__To be done__
Repeat, exactly and completely, the material that follows. Omit the pictures.
%%
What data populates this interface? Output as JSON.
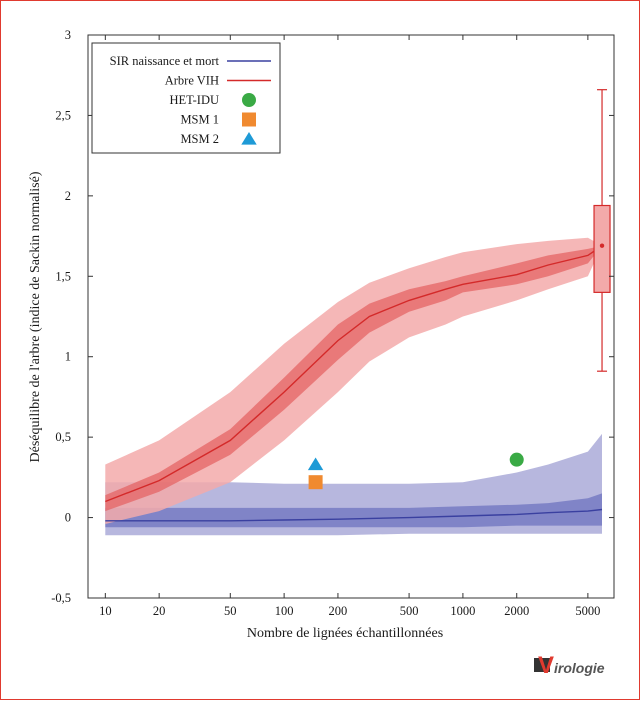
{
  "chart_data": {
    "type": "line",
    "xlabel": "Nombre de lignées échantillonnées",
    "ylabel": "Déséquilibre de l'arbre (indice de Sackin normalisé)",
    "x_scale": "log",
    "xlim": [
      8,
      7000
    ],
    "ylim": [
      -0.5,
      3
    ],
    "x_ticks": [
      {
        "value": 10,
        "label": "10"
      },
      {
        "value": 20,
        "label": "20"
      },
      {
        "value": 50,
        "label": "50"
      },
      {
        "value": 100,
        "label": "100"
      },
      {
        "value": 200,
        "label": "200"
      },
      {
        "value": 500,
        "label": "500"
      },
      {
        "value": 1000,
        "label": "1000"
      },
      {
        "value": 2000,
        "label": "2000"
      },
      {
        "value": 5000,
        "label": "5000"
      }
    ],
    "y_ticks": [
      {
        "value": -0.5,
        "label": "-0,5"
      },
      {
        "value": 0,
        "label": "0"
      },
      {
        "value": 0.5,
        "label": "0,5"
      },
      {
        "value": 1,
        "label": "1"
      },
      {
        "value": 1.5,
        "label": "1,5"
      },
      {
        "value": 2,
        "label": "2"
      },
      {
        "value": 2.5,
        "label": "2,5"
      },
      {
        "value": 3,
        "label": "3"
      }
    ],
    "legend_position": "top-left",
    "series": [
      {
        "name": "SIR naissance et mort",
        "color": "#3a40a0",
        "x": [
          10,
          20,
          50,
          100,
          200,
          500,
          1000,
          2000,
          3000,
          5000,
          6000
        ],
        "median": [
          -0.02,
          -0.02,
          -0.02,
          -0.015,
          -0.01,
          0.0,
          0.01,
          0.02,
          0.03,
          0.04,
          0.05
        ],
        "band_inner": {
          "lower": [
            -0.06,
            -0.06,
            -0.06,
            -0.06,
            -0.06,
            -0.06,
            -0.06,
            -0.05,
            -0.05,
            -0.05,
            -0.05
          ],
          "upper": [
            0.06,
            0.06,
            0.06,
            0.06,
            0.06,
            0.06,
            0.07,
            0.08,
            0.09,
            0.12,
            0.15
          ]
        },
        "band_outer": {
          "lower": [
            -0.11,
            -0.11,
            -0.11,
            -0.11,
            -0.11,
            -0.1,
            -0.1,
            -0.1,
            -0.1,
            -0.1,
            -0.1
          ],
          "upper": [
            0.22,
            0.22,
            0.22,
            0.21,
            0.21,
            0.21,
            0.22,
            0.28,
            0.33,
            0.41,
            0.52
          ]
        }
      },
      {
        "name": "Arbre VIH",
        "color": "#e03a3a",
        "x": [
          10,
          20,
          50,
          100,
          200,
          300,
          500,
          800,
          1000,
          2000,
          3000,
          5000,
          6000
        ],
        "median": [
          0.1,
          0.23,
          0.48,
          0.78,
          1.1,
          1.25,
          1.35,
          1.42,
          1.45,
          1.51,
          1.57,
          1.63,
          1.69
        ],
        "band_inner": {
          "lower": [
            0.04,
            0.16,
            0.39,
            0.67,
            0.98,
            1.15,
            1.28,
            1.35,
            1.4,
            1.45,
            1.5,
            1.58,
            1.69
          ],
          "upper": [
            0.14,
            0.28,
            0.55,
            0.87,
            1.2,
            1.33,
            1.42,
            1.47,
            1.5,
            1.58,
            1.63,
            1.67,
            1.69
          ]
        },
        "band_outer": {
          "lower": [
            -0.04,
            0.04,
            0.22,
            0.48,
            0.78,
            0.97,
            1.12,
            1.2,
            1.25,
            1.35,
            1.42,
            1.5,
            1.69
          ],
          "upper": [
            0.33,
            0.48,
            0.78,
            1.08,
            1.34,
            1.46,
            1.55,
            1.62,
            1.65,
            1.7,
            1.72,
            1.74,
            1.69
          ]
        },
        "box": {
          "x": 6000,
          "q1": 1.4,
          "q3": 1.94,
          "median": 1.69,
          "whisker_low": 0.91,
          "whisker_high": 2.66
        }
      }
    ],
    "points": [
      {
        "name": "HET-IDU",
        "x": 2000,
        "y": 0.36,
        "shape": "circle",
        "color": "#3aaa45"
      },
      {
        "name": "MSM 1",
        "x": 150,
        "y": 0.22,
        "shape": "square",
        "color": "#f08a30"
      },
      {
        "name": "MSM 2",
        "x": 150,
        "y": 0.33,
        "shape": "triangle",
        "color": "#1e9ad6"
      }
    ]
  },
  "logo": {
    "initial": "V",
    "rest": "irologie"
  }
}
%%
__Complete output__
What data populates this interface? Output as JSON.
{
  "chart_data": {
    "type": "line",
    "xlabel": "Nombre de lignées échantillonnées",
    "ylabel": "Déséquilibre de l'arbre (indice de Sackin normalisé)",
    "x_scale": "log",
    "xlim": [
      8,
      7000
    ],
    "ylim": [
      -0.5,
      3
    ],
    "x_ticks": [
      {
        "value": 10,
        "label": "10"
      },
      {
        "value": 20,
        "label": "20"
      },
      {
        "value": 50,
        "label": "50"
      },
      {
        "value": 100,
        "label": "100"
      },
      {
        "value": 200,
        "label": "200"
      },
      {
        "value": 500,
        "label": "500"
      },
      {
        "value": 1000,
        "label": "1000"
      },
      {
        "value": 2000,
        "label": "2000"
      },
      {
        "value": 5000,
        "label": "5000"
      }
    ],
    "y_ticks": [
      {
        "value": -0.5,
        "label": "-0,5"
      },
      {
        "value": 0,
        "label": "0"
      },
      {
        "value": 0.5,
        "label": "0,5"
      },
      {
        "value": 1,
        "label": "1"
      },
      {
        "value": 1.5,
        "label": "1,5"
      },
      {
        "value": 2,
        "label": "2"
      },
      {
        "value": 2.5,
        "label": "2,5"
      },
      {
        "value": 3,
        "label": "3"
      }
    ],
    "legend_position": "top-left",
    "series": [
      {
        "name": "SIR naissance et mort",
        "color": "#3a40a0",
        "x": [
          10,
          20,
          50,
          100,
          200,
          500,
          1000,
          2000,
          3000,
          5000,
          6000
        ],
        "median": [
          -0.02,
          -0.02,
          -0.02,
          -0.015,
          -0.01,
          0.0,
          0.01,
          0.02,
          0.03,
          0.04,
          0.05
        ],
        "band_inner": {
          "lower": [
            -0.06,
            -0.06,
            -0.06,
            -0.06,
            -0.06,
            -0.06,
            -0.06,
            -0.05,
            -0.05,
            -0.05,
            -0.05
          ],
          "upper": [
            0.06,
            0.06,
            0.06,
            0.06,
            0.06,
            0.06,
            0.07,
            0.08,
            0.09,
            0.12,
            0.15
          ]
        },
        "band_outer": {
          "lower": [
            -0.11,
            -0.11,
            -0.11,
            -0.11,
            -0.11,
            -0.1,
            -0.1,
            -0.1,
            -0.1,
            -0.1,
            -0.1
          ],
          "upper": [
            0.22,
            0.22,
            0.22,
            0.21,
            0.21,
            0.21,
            0.22,
            0.28,
            0.33,
            0.41,
            0.52
          ]
        }
      },
      {
        "name": "Arbre VIH",
        "color": "#e03a3a",
        "x": [
          10,
          20,
          50,
          100,
          200,
          300,
          500,
          800,
          1000,
          2000,
          3000,
          5000,
          6000
        ],
        "median": [
          0.1,
          0.23,
          0.48,
          0.78,
          1.1,
          1.25,
          1.35,
          1.42,
          1.45,
          1.51,
          1.57,
          1.63,
          1.69
        ],
        "band_inner": {
          "lower": [
            0.04,
            0.16,
            0.39,
            0.67,
            0.98,
            1.15,
            1.28,
            1.35,
            1.4,
            1.45,
            1.5,
            1.58,
            1.69
          ],
          "upper": [
            0.14,
            0.28,
            0.55,
            0.87,
            1.2,
            1.33,
            1.42,
            1.47,
            1.5,
            1.58,
            1.63,
            1.67,
            1.69
          ]
        },
        "band_outer": {
          "lower": [
            -0.04,
            0.04,
            0.22,
            0.48,
            0.78,
            0.97,
            1.12,
            1.2,
            1.25,
            1.35,
            1.42,
            1.5,
            1.69
          ],
          "upper": [
            0.33,
            0.48,
            0.78,
            1.08,
            1.34,
            1.46,
            1.55,
            1.62,
            1.65,
            1.7,
            1.72,
            1.74,
            1.69
          ]
        },
        "box": {
          "x": 6000,
          "q1": 1.4,
          "q3": 1.94,
          "median": 1.69,
          "whisker_low": 0.91,
          "whisker_high": 2.66
        }
      }
    ],
    "points": [
      {
        "name": "HET-IDU",
        "x": 2000,
        "y": 0.36,
        "shape": "circle",
        "color": "#3aaa45"
      },
      {
        "name": "MSM 1",
        "x": 150,
        "y": 0.22,
        "shape": "square",
        "color": "#f08a30"
      },
      {
        "name": "MSM 2",
        "x": 150,
        "y": 0.33,
        "shape": "triangle",
        "color": "#1e9ad6"
      }
    ]
  },
  "logo": {
    "initial": "V",
    "rest": "irologie"
  }
}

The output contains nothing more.